Brief:
Show only lines that include "yhst".

-=-=-

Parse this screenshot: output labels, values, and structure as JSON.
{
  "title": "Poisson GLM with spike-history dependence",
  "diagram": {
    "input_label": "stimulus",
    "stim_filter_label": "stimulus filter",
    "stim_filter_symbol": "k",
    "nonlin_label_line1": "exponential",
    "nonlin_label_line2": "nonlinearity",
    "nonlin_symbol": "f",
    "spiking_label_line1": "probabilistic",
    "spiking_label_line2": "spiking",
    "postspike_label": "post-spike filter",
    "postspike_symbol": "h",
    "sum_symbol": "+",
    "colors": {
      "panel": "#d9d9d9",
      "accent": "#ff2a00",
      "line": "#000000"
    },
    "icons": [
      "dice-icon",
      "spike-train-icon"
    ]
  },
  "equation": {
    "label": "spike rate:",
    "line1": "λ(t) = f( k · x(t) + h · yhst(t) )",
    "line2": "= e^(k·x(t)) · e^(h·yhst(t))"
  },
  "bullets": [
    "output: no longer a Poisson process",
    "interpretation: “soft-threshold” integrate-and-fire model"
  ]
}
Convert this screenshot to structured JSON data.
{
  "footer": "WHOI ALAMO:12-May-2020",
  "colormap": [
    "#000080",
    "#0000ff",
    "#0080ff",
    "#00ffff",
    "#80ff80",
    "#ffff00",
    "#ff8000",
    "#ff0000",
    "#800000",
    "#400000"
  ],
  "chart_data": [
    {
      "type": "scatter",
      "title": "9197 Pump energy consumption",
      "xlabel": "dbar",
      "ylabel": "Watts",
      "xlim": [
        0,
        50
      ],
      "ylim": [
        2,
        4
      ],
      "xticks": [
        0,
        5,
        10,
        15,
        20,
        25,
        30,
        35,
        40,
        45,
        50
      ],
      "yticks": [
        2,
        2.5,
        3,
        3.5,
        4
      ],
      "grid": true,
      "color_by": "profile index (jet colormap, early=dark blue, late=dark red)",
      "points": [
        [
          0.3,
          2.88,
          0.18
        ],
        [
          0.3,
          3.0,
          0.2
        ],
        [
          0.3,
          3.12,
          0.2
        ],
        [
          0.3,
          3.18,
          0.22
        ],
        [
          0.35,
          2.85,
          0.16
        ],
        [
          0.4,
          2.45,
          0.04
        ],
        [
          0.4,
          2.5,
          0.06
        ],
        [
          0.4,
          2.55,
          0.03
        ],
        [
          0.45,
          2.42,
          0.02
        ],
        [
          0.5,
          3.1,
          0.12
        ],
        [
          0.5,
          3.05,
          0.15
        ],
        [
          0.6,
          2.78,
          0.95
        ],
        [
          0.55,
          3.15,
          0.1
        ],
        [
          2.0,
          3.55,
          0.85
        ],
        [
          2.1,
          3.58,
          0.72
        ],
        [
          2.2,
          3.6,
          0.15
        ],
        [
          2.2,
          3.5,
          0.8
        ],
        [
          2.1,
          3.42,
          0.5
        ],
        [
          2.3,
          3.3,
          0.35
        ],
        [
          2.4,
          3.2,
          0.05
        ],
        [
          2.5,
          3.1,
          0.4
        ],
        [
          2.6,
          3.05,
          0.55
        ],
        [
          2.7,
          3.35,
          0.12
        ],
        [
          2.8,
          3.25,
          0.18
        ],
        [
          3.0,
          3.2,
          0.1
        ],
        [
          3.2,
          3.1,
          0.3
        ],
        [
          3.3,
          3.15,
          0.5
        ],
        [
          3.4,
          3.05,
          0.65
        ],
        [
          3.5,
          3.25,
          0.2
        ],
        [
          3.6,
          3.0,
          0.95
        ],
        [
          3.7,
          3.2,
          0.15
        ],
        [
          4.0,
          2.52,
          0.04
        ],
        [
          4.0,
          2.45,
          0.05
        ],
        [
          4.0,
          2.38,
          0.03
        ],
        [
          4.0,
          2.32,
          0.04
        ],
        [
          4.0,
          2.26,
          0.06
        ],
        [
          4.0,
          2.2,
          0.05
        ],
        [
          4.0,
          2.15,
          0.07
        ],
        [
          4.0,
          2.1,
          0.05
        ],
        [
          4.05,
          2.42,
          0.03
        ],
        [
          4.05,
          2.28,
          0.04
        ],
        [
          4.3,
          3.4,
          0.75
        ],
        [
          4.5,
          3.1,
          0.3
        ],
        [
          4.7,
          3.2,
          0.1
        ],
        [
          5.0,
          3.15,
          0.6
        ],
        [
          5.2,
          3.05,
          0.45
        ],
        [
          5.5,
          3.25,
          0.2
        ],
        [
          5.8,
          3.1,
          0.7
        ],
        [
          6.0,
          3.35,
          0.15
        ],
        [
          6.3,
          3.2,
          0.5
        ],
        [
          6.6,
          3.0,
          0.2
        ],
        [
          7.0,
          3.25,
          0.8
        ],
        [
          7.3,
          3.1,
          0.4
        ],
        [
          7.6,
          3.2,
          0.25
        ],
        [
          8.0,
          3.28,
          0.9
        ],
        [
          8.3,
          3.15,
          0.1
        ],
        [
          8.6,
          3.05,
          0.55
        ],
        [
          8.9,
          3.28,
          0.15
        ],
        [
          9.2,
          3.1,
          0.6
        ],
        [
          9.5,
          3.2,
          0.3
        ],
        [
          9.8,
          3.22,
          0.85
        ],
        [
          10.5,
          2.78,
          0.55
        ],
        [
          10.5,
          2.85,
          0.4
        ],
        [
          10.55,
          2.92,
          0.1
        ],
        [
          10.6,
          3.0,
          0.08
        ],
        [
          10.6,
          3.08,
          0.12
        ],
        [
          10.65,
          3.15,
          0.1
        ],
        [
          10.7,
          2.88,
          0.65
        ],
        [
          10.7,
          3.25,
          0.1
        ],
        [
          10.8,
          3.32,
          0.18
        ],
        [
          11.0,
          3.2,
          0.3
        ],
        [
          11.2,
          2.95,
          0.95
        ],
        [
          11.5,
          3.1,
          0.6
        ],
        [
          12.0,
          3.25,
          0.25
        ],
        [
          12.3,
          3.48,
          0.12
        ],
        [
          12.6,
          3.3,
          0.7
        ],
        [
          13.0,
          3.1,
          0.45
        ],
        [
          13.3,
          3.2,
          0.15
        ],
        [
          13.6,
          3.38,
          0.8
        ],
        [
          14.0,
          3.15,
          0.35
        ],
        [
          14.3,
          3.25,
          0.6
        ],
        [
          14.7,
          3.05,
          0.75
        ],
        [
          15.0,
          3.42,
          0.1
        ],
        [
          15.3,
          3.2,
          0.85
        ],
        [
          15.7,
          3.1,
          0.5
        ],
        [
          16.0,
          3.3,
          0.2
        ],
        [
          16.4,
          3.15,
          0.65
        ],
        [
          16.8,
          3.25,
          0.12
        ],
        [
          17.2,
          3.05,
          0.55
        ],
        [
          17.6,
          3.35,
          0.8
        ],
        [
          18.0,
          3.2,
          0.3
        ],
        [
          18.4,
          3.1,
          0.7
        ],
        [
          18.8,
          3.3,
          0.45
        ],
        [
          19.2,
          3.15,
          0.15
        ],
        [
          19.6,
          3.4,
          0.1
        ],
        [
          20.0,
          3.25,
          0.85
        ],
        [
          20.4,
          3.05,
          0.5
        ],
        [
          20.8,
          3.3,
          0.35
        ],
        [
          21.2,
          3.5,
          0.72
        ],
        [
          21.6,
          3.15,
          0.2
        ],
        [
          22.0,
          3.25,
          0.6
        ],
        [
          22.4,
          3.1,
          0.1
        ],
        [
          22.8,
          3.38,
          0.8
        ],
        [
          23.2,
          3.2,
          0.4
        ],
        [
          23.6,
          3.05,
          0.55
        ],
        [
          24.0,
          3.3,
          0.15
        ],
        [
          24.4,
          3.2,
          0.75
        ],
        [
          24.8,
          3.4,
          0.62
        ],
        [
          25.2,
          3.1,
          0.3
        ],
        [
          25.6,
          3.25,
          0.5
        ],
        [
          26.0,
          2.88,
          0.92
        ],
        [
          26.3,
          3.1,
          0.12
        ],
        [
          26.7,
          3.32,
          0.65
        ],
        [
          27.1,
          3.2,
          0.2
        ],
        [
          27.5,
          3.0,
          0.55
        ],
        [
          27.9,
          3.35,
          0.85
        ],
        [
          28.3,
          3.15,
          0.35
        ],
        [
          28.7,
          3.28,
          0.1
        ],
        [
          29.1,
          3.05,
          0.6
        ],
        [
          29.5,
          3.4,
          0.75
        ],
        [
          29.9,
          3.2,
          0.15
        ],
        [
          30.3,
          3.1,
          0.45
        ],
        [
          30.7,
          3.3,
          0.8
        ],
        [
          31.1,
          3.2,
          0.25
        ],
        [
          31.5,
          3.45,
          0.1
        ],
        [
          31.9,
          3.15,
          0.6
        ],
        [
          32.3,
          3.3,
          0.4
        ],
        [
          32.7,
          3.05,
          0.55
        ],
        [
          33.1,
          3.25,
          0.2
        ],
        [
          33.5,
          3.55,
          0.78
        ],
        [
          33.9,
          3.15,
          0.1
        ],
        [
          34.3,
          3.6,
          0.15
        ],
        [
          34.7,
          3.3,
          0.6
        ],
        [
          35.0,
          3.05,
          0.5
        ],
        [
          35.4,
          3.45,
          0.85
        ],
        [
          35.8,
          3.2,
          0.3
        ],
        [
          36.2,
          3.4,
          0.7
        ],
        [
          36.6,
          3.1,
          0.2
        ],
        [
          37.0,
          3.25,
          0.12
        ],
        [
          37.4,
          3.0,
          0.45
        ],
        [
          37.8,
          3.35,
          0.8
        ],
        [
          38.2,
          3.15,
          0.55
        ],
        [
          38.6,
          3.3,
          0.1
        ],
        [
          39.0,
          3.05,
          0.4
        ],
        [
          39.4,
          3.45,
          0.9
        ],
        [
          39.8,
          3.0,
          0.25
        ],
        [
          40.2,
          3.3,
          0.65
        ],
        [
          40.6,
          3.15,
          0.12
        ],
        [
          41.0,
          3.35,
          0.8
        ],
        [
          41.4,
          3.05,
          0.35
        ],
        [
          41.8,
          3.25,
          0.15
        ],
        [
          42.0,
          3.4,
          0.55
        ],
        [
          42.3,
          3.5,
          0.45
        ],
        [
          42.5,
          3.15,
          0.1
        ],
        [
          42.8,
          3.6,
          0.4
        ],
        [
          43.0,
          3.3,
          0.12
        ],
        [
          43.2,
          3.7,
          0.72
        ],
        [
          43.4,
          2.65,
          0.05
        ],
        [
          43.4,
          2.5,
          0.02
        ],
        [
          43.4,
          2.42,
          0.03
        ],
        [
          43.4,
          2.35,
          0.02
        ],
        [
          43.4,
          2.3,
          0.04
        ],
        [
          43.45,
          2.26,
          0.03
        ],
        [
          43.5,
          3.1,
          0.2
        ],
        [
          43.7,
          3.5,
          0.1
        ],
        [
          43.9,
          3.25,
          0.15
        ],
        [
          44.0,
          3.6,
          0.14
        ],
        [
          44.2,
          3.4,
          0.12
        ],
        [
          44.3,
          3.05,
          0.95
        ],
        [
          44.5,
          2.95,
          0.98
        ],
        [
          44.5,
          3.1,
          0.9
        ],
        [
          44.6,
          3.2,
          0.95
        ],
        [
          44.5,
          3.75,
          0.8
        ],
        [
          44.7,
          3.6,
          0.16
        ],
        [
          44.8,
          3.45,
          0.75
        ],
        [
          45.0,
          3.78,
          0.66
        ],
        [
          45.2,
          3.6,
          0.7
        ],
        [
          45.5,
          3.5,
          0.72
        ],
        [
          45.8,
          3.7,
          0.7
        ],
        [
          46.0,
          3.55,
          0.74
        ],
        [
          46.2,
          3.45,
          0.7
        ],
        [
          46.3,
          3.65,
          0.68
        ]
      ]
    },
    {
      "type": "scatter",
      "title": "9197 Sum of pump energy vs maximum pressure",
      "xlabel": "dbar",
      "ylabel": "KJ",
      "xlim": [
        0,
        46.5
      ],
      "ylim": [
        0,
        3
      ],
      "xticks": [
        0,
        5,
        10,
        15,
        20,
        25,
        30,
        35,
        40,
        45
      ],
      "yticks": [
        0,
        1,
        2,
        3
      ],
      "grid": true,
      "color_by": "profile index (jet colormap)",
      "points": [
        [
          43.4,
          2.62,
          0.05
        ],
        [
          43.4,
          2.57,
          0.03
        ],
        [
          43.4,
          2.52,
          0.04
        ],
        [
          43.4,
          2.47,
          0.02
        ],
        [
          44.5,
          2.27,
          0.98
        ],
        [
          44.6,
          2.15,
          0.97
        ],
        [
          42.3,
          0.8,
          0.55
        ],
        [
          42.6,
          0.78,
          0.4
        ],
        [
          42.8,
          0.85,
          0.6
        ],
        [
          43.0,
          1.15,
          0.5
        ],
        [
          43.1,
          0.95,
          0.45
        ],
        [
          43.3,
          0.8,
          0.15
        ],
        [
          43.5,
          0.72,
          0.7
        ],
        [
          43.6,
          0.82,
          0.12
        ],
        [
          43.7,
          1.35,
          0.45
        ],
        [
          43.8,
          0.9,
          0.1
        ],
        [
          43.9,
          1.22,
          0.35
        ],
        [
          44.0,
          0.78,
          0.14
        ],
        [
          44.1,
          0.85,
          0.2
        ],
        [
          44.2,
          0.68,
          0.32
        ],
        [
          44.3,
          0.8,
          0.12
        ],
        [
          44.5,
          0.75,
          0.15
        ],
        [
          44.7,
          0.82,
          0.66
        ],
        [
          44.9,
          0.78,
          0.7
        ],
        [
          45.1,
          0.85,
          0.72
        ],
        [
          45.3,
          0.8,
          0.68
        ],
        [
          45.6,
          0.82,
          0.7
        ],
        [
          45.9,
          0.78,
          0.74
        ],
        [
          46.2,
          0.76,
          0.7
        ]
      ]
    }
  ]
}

-=-=-

Answer to this task:
    "line1": "λ(t) = f( k · x(t) + h · yhst(t) )",
    "line2": "= e^(k·x(t)) · e^(h·yhst(t))"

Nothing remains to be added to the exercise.